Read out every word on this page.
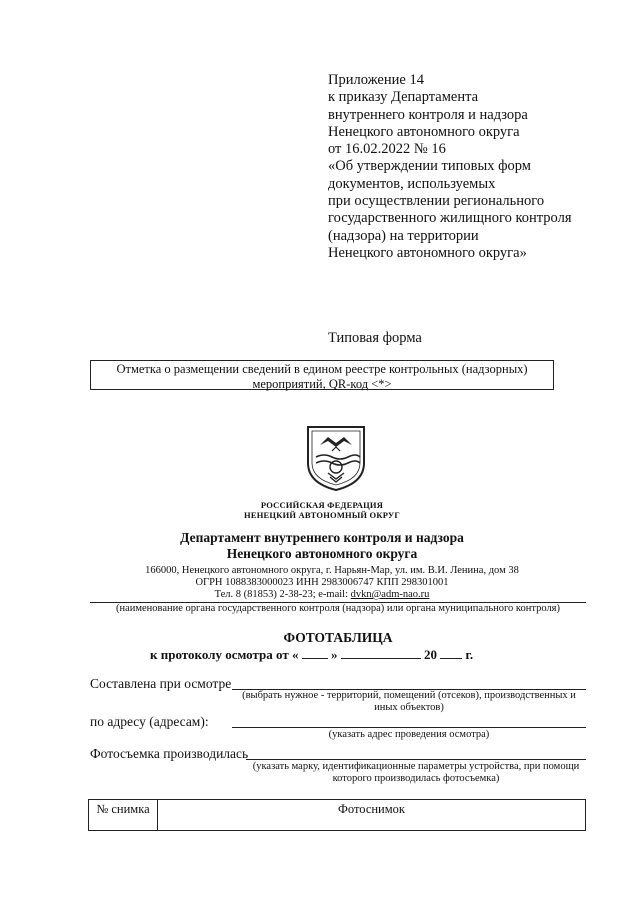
Приложение 14
к приказу Департамента
внутреннего контроля и надзора
Ненецкого автономного округа
от 16.02.2022 № 16
«Об утверждении типовых форм
документов, используемых
при осуществлении регионального
государственного жилищного контроля
(надзора) на территории
Ненецкого автономного округа»
Типовая форма
Отметка о размещении сведений в едином реестре контрольных (надзорных)
мероприятий, QR-код <*>
РОССИЙСКАЯ ФЕДЕРАЦИЯ
НЕНЕЦКИЙ АВТОНОМНЫЙ ОКРУГ
Департамент внутреннего контроля и надзора
Ненецкого автономного округа
166000, Ненецкого автономного округа, г. Нарьян-Мар, ул. им. В.И. Ленина, дом 38
ОГРН 1088383000023 ИНН 2983006747 КПП 298301001
Тел. 8 (81853) 2-38-23; e-mail: dvkn@adm-nao.ru
(наименование органа государственного контроля (надзора) или органа муниципального контроля)
ФОТОТАБЛИЦА
к протоколу осмотра от «	»	20 г.
Составлена при осмотре
(выбрать нужное - территорий, помещений (отсеков), производственных и иных объектов)
по адресу (адресам):
(указать адрес проведения осмотра)
Фотосъемка производилась
(указать марку, идентификационные параметры устройства, при помощи которого производилась фотосъемка)
№ снимка	Фотоснимок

* **PROBLEM REQUIREMENTS**
Reproduce the entries above exactly. Do not include the images.

* **OUTPUT FOR THIS EXERCISE**
Read out every word on this page.
Приложение 14
к приказу Департамента
внутреннего контроля и надзора
Ненецкого автономного округа
от 16.02.2022 № 16
«Об утверждении типовых форм
документов, используемых
при осуществлении регионального
государственного жилищного контроля
(надзора) на территории
Ненецкого автономного округа»
Типовая форма
Отметка о размещении сведений в едином реестре контрольных (надзорных)
мероприятий, QR-код <*>
РОССИЙСКАЯ ФЕДЕРАЦИЯ
НЕНЕЦКИЙ АВТОНОМНЫЙ ОКРУГ
Департамент внутреннего контроля и надзора
Ненецкого автономного округа
166000, Ненецкого автономного округа, г. Нарьян-Мар, ул. им. В.И. Ленина, дом 38
ОГРН 1088383000023 ИНН 2983006747 КПП 298301001
Тел. 8 (81853) 2-38-23; e-mail: dvkn@adm-nao.ru
(наименование органа государственного контроля (надзора) или органа муниципального контроля)
ФОТОТАБЛИЦА
к протоколу осмотра от «	»	20 г.
Составлена при осмотре
(выбрать нужное - территорий, помещений (отсеков), производственных и иных объектов)
по адресу (адресам):
(указать адрес проведения осмотра)
Фотосъемка производилась
(указать марку, идентификационные параметры устройства, при помощи которого производилась фотосъемка)
№ снимка	Фотоснимок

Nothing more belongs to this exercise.